Gather all lines with "entitled" from the records.

╭──

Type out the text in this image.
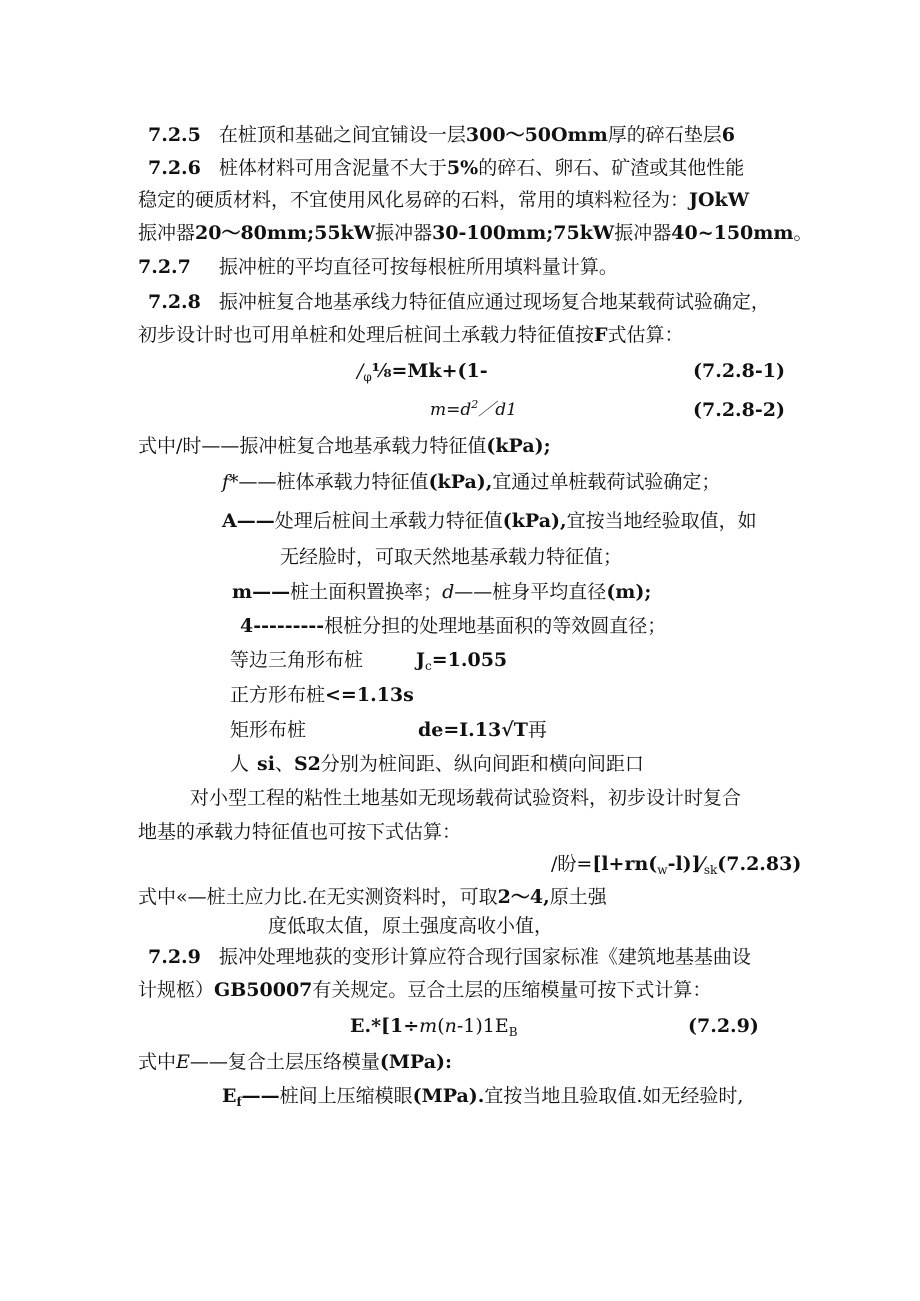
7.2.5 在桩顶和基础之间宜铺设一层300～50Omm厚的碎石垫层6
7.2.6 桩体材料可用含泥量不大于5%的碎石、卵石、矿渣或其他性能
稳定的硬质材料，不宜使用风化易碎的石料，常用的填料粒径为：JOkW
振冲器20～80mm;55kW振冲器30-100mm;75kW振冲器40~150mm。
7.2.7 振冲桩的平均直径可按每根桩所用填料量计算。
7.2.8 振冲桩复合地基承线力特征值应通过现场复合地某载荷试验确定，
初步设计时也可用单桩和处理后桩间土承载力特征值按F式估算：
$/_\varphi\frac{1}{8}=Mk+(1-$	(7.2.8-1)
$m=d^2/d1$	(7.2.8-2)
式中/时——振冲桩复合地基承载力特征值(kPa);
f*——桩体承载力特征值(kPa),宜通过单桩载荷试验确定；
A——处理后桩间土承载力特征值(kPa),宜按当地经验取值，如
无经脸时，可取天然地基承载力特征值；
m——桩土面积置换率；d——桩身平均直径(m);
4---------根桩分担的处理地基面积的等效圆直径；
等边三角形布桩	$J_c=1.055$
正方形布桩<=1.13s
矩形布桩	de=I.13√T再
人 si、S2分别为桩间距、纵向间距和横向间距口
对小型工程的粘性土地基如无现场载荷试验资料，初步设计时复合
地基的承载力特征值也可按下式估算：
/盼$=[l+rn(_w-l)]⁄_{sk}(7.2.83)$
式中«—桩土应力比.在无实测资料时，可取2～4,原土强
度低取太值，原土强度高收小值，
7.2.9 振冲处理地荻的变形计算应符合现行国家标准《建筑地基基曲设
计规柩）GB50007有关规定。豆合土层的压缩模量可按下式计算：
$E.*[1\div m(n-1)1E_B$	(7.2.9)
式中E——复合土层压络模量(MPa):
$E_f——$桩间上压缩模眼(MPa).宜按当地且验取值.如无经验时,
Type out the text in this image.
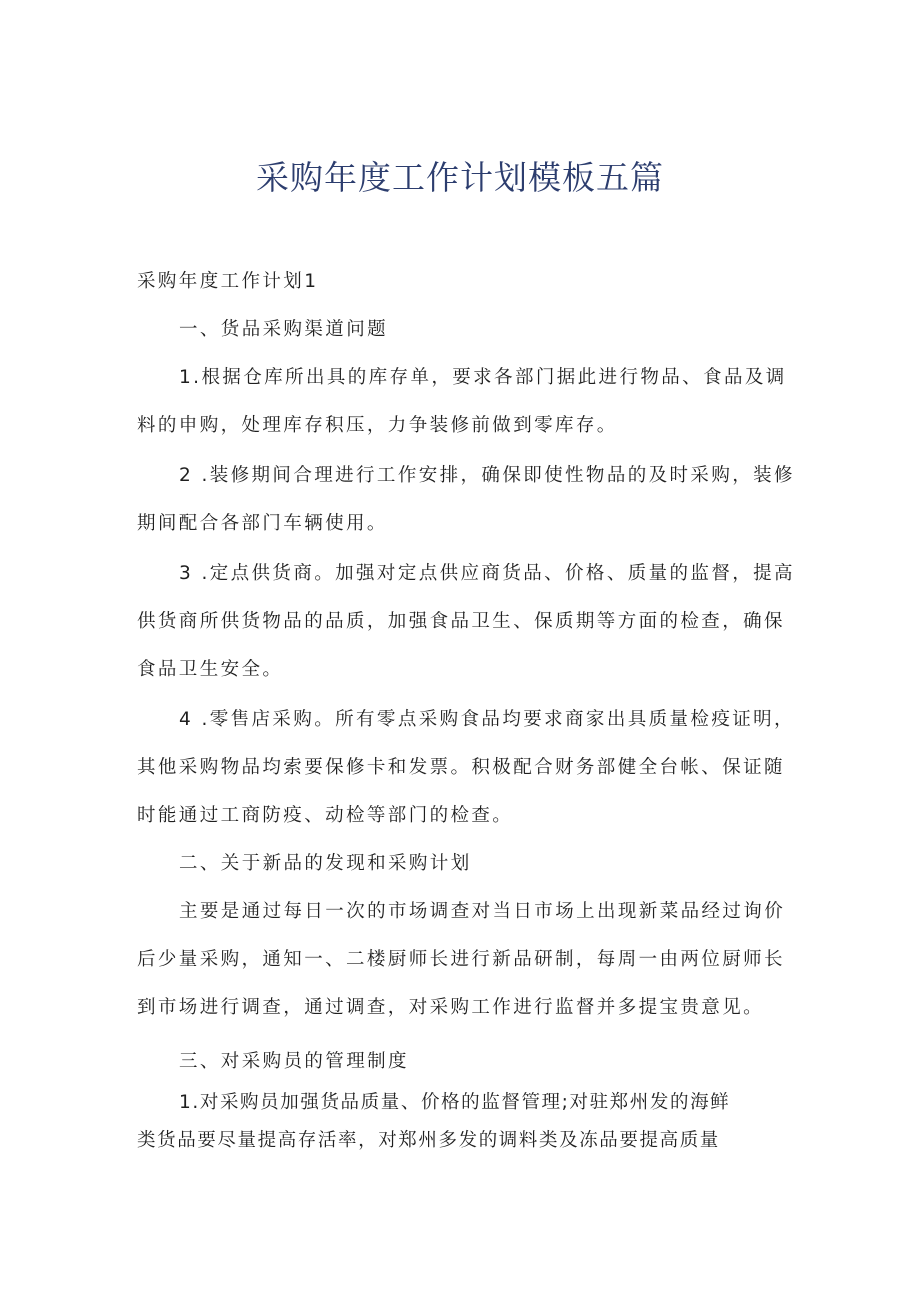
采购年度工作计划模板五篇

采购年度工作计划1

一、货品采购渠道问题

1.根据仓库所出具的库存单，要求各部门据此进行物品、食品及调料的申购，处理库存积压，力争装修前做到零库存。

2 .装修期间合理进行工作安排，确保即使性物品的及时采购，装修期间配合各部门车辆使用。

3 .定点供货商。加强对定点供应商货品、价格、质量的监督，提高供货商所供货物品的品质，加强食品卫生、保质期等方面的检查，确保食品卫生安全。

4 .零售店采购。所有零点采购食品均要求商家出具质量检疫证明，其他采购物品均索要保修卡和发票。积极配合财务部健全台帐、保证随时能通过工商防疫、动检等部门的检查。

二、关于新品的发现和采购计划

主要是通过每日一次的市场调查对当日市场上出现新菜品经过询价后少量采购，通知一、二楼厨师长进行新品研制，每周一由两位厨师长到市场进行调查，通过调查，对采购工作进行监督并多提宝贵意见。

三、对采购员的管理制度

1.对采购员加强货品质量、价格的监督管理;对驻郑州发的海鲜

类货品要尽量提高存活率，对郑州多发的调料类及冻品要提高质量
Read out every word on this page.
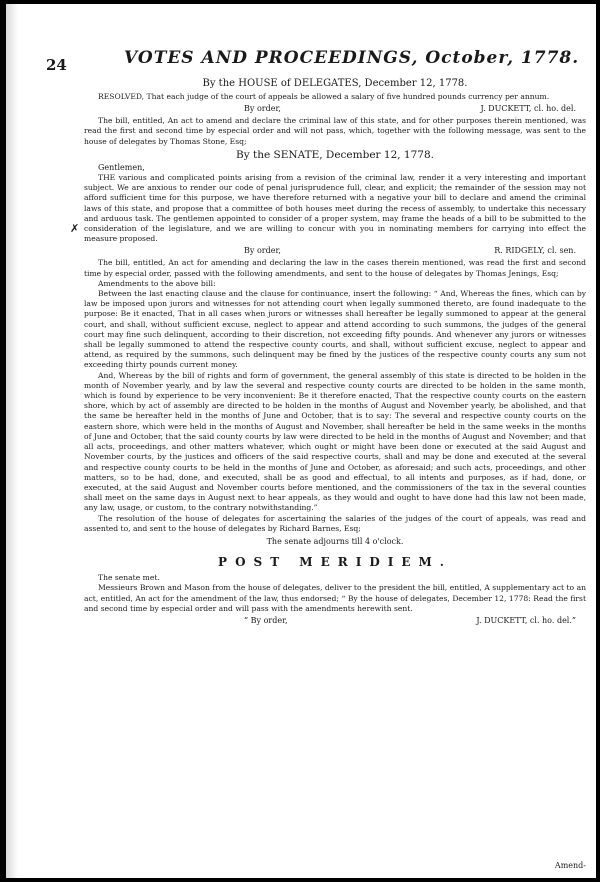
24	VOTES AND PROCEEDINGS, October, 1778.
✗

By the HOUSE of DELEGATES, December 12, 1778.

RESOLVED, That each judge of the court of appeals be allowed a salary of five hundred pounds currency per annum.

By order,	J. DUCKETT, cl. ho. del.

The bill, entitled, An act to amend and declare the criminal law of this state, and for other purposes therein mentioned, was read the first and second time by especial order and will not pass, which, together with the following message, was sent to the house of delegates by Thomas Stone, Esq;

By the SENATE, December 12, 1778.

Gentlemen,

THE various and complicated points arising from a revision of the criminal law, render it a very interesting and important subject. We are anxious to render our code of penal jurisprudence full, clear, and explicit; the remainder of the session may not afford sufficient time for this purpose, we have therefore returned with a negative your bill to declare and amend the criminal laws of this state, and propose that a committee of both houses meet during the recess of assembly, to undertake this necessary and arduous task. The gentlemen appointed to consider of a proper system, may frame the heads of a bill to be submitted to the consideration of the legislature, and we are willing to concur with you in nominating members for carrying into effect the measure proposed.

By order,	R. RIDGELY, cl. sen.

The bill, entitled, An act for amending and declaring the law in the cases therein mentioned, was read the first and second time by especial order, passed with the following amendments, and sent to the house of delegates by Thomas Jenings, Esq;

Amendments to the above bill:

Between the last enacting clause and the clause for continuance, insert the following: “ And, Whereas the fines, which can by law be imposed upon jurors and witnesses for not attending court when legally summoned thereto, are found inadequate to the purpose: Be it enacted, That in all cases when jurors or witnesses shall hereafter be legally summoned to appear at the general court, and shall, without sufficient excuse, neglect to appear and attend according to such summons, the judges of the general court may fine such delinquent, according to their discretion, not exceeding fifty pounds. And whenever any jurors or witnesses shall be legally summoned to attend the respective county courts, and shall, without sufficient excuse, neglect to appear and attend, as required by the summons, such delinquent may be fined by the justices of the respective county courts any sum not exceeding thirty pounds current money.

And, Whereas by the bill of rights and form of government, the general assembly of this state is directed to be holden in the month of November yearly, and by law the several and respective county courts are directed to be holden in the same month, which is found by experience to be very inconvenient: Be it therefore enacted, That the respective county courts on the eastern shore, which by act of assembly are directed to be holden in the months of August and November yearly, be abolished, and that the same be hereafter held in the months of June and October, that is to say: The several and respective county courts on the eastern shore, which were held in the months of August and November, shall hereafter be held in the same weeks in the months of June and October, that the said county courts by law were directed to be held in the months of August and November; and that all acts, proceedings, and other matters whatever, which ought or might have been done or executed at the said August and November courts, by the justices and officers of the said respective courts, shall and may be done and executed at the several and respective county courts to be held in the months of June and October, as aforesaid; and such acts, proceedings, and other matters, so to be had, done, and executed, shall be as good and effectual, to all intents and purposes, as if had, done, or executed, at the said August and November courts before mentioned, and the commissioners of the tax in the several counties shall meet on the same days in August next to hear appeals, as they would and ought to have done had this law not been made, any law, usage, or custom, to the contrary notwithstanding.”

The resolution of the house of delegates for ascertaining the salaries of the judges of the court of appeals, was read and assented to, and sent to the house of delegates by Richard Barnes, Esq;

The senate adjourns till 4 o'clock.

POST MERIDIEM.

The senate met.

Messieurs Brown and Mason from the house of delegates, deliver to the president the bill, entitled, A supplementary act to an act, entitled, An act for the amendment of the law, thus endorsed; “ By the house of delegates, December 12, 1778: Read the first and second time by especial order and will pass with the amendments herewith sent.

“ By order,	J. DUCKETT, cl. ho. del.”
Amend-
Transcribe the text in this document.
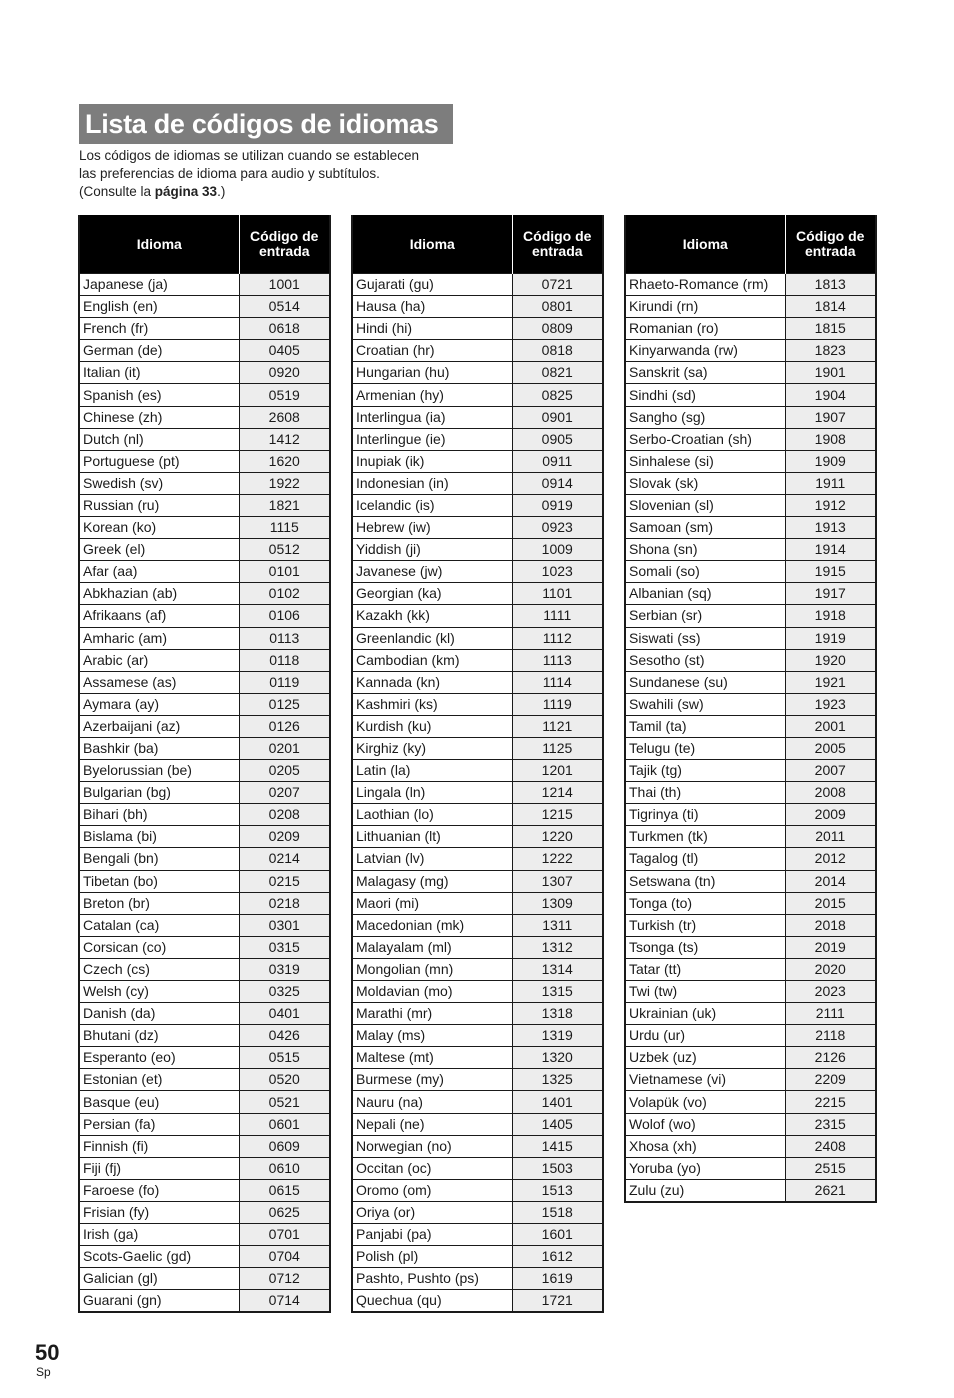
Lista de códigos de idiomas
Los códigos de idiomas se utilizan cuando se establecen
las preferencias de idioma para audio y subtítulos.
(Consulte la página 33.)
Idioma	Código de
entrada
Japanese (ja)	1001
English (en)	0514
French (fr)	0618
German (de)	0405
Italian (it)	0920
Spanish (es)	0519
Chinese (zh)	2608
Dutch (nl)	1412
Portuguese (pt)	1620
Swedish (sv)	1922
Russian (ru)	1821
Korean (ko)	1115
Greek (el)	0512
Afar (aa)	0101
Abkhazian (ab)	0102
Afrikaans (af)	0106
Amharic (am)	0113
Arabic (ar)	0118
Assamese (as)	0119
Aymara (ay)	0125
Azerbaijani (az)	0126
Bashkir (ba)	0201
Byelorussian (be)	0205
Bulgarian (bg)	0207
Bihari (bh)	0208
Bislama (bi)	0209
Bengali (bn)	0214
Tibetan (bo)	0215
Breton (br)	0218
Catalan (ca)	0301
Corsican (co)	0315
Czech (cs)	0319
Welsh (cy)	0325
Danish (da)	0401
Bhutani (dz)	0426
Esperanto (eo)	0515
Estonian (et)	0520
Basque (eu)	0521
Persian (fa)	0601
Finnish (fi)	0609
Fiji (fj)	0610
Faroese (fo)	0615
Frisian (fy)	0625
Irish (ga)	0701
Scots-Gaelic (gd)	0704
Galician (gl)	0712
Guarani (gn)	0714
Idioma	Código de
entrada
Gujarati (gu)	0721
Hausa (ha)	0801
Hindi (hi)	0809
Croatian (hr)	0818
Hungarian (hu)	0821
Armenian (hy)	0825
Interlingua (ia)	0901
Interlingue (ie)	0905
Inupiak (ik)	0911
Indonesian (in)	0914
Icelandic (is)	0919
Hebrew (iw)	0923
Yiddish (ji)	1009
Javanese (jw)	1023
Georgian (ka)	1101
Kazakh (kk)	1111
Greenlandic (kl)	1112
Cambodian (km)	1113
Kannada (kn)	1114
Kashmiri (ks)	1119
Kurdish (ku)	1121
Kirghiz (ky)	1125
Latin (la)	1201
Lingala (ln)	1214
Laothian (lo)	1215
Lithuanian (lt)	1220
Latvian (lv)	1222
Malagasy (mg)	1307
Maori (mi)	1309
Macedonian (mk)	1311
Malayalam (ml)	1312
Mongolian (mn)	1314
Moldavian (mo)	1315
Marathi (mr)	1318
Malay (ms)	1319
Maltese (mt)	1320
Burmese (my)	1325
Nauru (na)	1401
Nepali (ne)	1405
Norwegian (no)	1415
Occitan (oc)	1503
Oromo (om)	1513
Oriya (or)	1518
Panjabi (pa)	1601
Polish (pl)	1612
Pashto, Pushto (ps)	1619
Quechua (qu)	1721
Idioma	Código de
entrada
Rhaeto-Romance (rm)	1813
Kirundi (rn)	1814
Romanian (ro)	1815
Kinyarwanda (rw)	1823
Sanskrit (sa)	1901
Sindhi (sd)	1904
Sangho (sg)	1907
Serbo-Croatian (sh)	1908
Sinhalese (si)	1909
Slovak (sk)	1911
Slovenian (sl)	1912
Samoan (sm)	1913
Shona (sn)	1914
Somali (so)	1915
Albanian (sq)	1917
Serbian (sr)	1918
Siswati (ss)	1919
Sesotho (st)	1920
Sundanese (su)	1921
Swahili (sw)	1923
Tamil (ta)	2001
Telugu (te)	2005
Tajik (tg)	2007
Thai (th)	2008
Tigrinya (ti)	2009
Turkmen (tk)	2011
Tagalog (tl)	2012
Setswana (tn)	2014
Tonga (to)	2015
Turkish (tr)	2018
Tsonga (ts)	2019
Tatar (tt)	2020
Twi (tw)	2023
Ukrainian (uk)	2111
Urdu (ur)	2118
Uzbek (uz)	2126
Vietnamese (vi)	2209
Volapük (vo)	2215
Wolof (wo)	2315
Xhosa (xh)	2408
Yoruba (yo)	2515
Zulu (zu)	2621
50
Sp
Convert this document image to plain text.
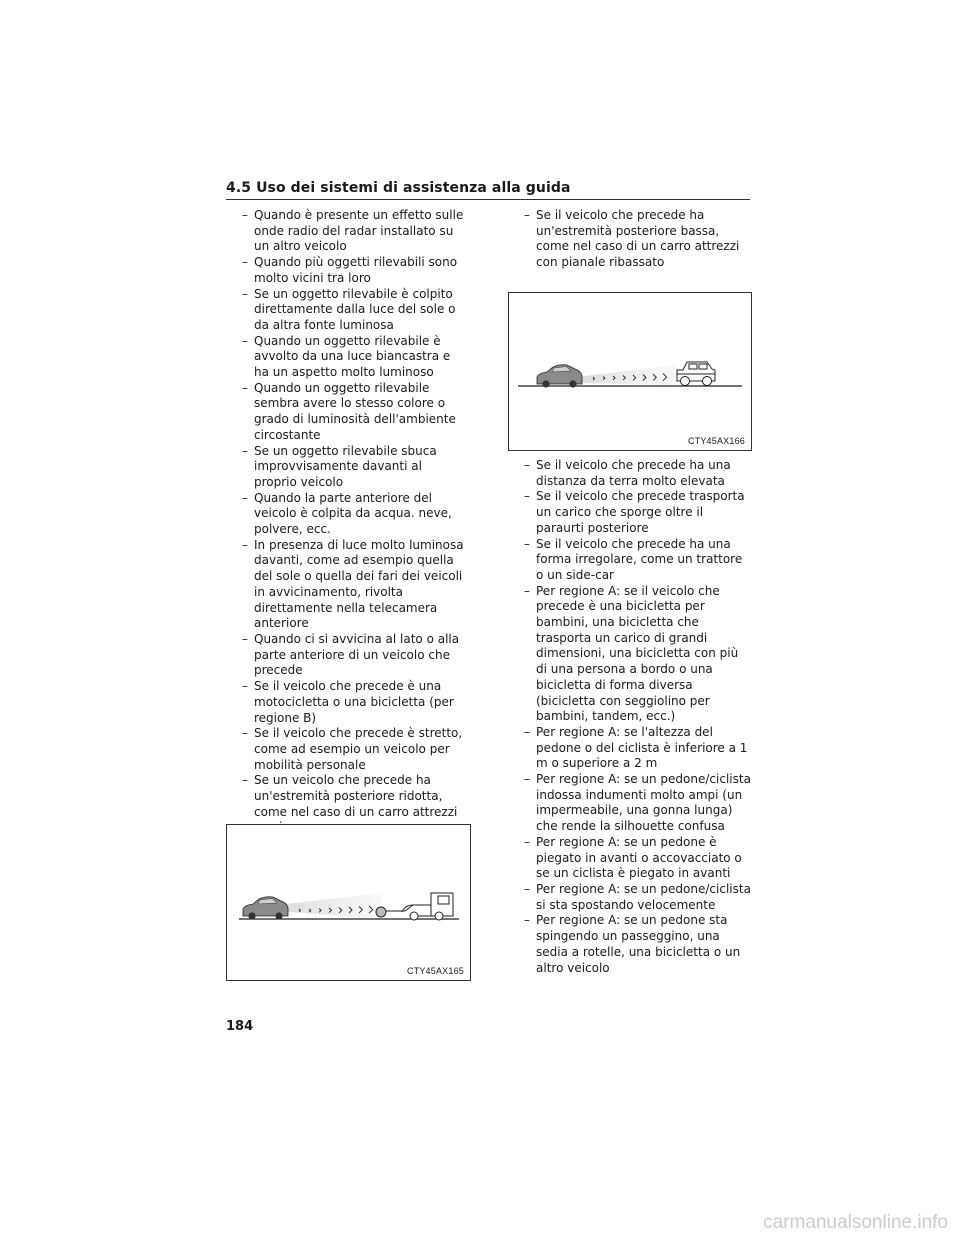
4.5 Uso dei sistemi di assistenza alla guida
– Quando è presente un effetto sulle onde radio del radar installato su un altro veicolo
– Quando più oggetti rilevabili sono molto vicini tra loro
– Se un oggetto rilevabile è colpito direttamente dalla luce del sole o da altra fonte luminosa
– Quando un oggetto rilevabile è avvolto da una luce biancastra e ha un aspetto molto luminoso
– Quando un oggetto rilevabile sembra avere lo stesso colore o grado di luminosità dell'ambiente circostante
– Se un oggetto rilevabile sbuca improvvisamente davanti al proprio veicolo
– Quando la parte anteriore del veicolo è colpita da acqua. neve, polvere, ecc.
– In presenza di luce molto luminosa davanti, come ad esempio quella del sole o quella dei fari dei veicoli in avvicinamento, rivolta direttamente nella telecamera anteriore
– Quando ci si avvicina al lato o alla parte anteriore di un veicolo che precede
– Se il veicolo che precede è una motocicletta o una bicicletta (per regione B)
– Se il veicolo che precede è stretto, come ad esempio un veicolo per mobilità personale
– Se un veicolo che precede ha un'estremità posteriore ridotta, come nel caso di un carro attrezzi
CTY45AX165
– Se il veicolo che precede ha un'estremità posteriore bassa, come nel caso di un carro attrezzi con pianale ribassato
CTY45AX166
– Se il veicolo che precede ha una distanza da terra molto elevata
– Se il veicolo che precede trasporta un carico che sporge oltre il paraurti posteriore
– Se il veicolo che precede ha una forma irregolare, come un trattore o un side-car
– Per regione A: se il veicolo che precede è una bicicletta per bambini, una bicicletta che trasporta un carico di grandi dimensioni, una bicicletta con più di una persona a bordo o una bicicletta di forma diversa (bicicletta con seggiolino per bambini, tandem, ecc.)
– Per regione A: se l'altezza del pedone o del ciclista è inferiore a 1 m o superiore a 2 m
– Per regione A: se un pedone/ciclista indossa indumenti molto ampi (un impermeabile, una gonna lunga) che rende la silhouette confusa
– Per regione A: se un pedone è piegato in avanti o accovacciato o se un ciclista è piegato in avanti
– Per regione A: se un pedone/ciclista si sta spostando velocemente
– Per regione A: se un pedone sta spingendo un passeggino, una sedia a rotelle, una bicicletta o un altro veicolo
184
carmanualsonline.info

╰──

Expected output
The bill, entitled, An act to amend and declare the criminal law of this state, and for other purposes therein mentioned, was read the first and second time by especial order and will not pass, which, together with the following message, was sent to the house of delegates by Thomas Stone, Esq;
The bill, entitled, An act for amending and declaring the law in the cases therein mentioned, was read the first and second time by especial order, passed with the following amendments, and sent to the house of delegates by Thomas Jenings, Esq;
Messieurs Brown and Mason from the house of delegates, deliver to the president the bill, entitled, A supplementary act to an act, entitled, An act for the amendment of the law, thus endorsed; “ By the house of delegates, December 12, 1778: Read the first and second time by especial order and will pass with the amendments herewith sent.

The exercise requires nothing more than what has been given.